What you will do → Copy out all the entries exactly.

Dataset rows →
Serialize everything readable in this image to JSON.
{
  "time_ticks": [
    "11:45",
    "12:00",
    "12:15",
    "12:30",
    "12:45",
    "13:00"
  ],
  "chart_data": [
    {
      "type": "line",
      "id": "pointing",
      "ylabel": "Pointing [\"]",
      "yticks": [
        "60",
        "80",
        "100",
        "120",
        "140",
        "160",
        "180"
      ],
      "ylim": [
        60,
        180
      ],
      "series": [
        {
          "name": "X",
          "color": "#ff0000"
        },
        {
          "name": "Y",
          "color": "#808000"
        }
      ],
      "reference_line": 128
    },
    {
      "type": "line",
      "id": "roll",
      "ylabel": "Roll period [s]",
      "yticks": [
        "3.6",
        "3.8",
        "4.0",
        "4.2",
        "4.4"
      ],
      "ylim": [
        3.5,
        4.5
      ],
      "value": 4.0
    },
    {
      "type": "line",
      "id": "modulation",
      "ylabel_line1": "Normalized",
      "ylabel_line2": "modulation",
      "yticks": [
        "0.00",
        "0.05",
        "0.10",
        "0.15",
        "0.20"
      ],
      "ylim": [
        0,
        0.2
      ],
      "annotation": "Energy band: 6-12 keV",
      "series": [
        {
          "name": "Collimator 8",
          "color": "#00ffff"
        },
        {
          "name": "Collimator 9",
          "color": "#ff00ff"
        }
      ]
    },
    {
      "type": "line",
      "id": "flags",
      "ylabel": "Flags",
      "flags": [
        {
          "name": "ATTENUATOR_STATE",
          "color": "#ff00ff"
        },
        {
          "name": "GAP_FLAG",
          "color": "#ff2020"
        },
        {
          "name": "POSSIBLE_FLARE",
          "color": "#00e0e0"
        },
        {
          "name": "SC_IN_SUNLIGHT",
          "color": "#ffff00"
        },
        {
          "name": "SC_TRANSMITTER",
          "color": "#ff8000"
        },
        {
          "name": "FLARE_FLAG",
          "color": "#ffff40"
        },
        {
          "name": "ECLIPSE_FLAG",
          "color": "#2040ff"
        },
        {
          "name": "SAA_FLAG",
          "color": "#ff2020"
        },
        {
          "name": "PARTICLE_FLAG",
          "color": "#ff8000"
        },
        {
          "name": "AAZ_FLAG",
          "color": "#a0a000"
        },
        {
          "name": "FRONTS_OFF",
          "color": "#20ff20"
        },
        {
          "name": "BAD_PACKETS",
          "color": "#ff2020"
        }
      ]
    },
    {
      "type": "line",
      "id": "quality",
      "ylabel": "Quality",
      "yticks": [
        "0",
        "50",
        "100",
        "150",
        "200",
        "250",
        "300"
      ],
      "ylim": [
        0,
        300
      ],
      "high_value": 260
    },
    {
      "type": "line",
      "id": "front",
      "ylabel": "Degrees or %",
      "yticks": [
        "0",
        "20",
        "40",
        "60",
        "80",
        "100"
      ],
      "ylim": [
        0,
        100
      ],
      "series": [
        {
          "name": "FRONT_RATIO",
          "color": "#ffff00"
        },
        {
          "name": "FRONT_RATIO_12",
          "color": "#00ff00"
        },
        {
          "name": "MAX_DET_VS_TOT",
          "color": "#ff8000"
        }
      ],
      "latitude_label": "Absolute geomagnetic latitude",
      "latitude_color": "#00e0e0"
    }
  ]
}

Written answer →
Serialize everything readable in this image to JSON.
{
  "time_ticks": [
    "11:45",
    "12:00",
    "12:15",
    "12:30",
    "12:45",
    "13:00"
  ],
  "chart_data": [
    {
      "type": "line",
      "id": "pointing",
      "ylabel": "Pointing [\"]",
      "yticks": [
        "60",
        "80",
        "100",
        "120",
        "140",
        "160",
        "180"
      ],
      "ylim": [
        60,
        180
      ],
      "series": [
        {
          "name": "X",
          "color": "#ff0000"
        },
        {
          "name": "Y",
          "color": "#808000"
        }
      ],
      "reference_line": 128
    },
    {
      "type": "line",
      "id": "roll",
      "ylabel": "Roll period [s]",
      "yticks": [
        "3.6",
        "3.8",
        "4.0",
        "4.2",
        "4.4"
      ],
      "ylim": [
        3.5,
        4.5
      ],
      "value": 4.0
    },
    {
      "type": "line",
      "id": "modulation",
      "ylabel_line1": "Normalized",
      "ylabel_line2": "modulation",
      "yticks": [
        "0.00",
        "0.05",
        "0.10",
        "0.15",
        "0.20"
      ],
      "ylim": [
        0,
        0.2
      ],
      "annotation": "Energy band: 6-12 keV",
      "series": [
        {
          "name": "Collimator 8",
          "color": "#00ffff"
        },
        {
          "name": "Collimator 9",
          "color": "#ff00ff"
        }
      ]
    },
    {
      "type": "line",
      "id": "flags",
      "ylabel": "Flags",
      "flags": [
        {
          "name": "ATTENUATOR_STATE",
          "color": "#ff00ff"
        },
        {
          "name": "GAP_FLAG",
          "color": "#ff2020"
        },
        {
          "name": "POSSIBLE_FLARE",
          "color": "#00e0e0"
        },
        {
          "name": "SC_IN_SUNLIGHT",
          "color": "#ffff00"
        },
        {
          "name": "SC_TRANSMITTER",
          "color": "#ff8000"
        },
        {
          "name": "FLARE_FLAG",
          "color": "#ffff40"
        },
        {
          "name": "ECLIPSE_FLAG",
          "color": "#2040ff"
        },
        {
          "name": "SAA_FLAG",
          "color": "#ff2020"
        },
        {
          "name": "PARTICLE_FLAG",
          "color": "#ff8000"
        },
        {
          "name": "AAZ_FLAG",
          "color": "#a0a000"
        },
        {
          "name": "FRONTS_OFF",
          "color": "#20ff20"
        },
        {
          "name": "BAD_PACKETS",
          "color": "#ff2020"
        }
      ]
    },
    {
      "type": "line",
      "id": "quality",
      "ylabel": "Quality",
      "yticks": [
        "0",
        "50",
        "100",
        "150",
        "200",
        "250",
        "300"
      ],
      "ylim": [
        0,
        300
      ],
      "high_value": 260
    },
    {
      "type": "line",
      "id": "front",
      "ylabel": "Degrees or %",
      "yticks": [
        "0",
        "20",
        "40",
        "60",
        "80",
        "100"
      ],
      "ylim": [
        0,
        100
      ],
      "series": [
        {
          "name": "FRONT_RATIO",
          "color": "#ffff00"
        },
        {
          "name": "FRONT_RATIO_12",
          "color": "#00ff00"
        },
        {
          "name": "MAX_DET_VS_TOT",
          "color": "#ff8000"
        }
      ],
      "latitude_label": "Absolute geomagnetic latitude",
      "latitude_color": "#00e0e0"
    }
  ]
}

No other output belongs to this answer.